-- start Information provided --

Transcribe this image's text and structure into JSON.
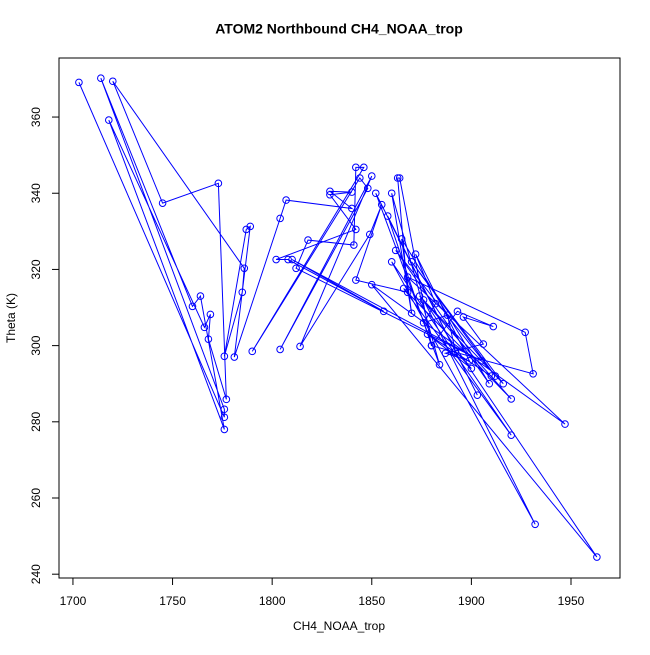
{
  "chart_data": {
    "type": "line",
    "title": "ATOM2 Northbound CH4_NOAA_trop",
    "xlabel": "CH4_NOAA_trop",
    "ylabel": "Theta (K)",
    "color": "#0000ff",
    "markers": true,
    "grid": false,
    "xlim": [
      1693,
      1974.6
    ],
    "xticks": [
      1700,
      1750,
      1800,
      1850,
      1900,
      1950
    ],
    "ylim": [
      239,
      375.5
    ],
    "yticks": [
      240,
      260,
      280,
      300,
      320,
      340,
      360
    ],
    "x": [
      1703,
      1776,
      1776,
      1714,
      1760,
      1764,
      1776,
      1718,
      1766,
      1769,
      1768,
      1777,
      1773,
      1745,
      1720,
      1786,
      1785,
      1776,
      1787,
      1789,
      1781,
      1804,
      1807,
      1840,
      1829,
      1840,
      1829,
      1842,
      1802,
      1808,
      1856,
      1810,
      1905,
      1812,
      1818,
      1841,
      1842,
      1846,
      1790,
      1844,
      1848,
      1804,
      1850,
      1814,
      1849,
      1855,
      1842,
      1868,
      1863,
      1864,
      1880,
      1858,
      1903,
      1852,
      1884,
      1860,
      1870,
      1865,
      1909,
      1862,
      1912,
      1870,
      1916,
      1874,
      1920,
      1866,
      1920,
      1860,
      1932,
      1876,
      1963,
      1850,
      1947,
      1868,
      1927,
      1931,
      1880,
      1893,
      1911,
      1896,
      1906,
      1887,
      1899,
      1872,
      1882,
      1876,
      1888,
      1892,
      1900,
      1878,
      1910
    ],
    "values": [
      369.1,
      281.2,
      283.3,
      370.2,
      310.3,
      313,
      278,
      359.2,
      304.8,
      308.2,
      301.7,
      285.9,
      342.6,
      337.4,
      369.4,
      320.3,
      314,
      297.2,
      330.5,
      331.3,
      297,
      333.4,
      338.2,
      336,
      340.5,
      340.3,
      339.6,
      330.5,
      322.6,
      322.6,
      309,
      322.6,
      296,
      320.3,
      327.7,
      326.4,
      346.8,
      346.8,
      298.5,
      344,
      341.3,
      299,
      344.5,
      299.8,
      329.2,
      337,
      317.2,
      314,
      344,
      344,
      300,
      334,
      287,
      340,
      295,
      340,
      308.5,
      328,
      290,
      325,
      292,
      322,
      290,
      313,
      286,
      315,
      276.5,
      322,
      253.1,
      312,
      244.5,
      316,
      279.4,
      318,
      303.5,
      292.6,
      300,
      309,
      305,
      307.5,
      300.4,
      298,
      296,
      324,
      311,
      306,
      308,
      298.5,
      294,
      303,
      292
    ]
  }
}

-- end Information provided --

Task to complete:
All records above are to be printed exactly, minus the pictures they contain.

Response for this exercise:
Transcribe this image's text and structure into JSON.
{
  "chart_data": {
    "type": "line",
    "title": "ATOM2 Northbound CH4_NOAA_trop",
    "xlabel": "CH4_NOAA_trop",
    "ylabel": "Theta (K)",
    "color": "#0000ff",
    "markers": true,
    "grid": false,
    "xlim": [
      1693,
      1974.6
    ],
    "xticks": [
      1700,
      1750,
      1800,
      1850,
      1900,
      1950
    ],
    "ylim": [
      239,
      375.5
    ],
    "yticks": [
      240,
      260,
      280,
      300,
      320,
      340,
      360
    ],
    "x": [
      1703,
      1776,
      1776,
      1714,
      1760,
      1764,
      1776,
      1718,
      1766,
      1769,
      1768,
      1777,
      1773,
      1745,
      1720,
      1786,
      1785,
      1776,
      1787,
      1789,
      1781,
      1804,
      1807,
      1840,
      1829,
      1840,
      1829,
      1842,
      1802,
      1808,
      1856,
      1810,
      1905,
      1812,
      1818,
      1841,
      1842,
      1846,
      1790,
      1844,
      1848,
      1804,
      1850,
      1814,
      1849,
      1855,
      1842,
      1868,
      1863,
      1864,
      1880,
      1858,
      1903,
      1852,
      1884,
      1860,
      1870,
      1865,
      1909,
      1862,
      1912,
      1870,
      1916,
      1874,
      1920,
      1866,
      1920,
      1860,
      1932,
      1876,
      1963,
      1850,
      1947,
      1868,
      1927,
      1931,
      1880,
      1893,
      1911,
      1896,
      1906,
      1887,
      1899,
      1872,
      1882,
      1876,
      1888,
      1892,
      1900,
      1878,
      1910
    ],
    "values": [
      369.1,
      281.2,
      283.3,
      370.2,
      310.3,
      313,
      278,
      359.2,
      304.8,
      308.2,
      301.7,
      285.9,
      342.6,
      337.4,
      369.4,
      320.3,
      314,
      297.2,
      330.5,
      331.3,
      297,
      333.4,
      338.2,
      336,
      340.5,
      340.3,
      339.6,
      330.5,
      322.6,
      322.6,
      309,
      322.6,
      296,
      320.3,
      327.7,
      326.4,
      346.8,
      346.8,
      298.5,
      344,
      341.3,
      299,
      344.5,
      299.8,
      329.2,
      337,
      317.2,
      314,
      344,
      344,
      300,
      334,
      287,
      340,
      295,
      340,
      308.5,
      328,
      290,
      325,
      292,
      322,
      290,
      313,
      286,
      315,
      276.5,
      322,
      253.1,
      312,
      244.5,
      316,
      279.4,
      318,
      303.5,
      292.6,
      300,
      309,
      305,
      307.5,
      300.4,
      298,
      296,
      324,
      311,
      306,
      308,
      298.5,
      294,
      303,
      292
    ]
  }
}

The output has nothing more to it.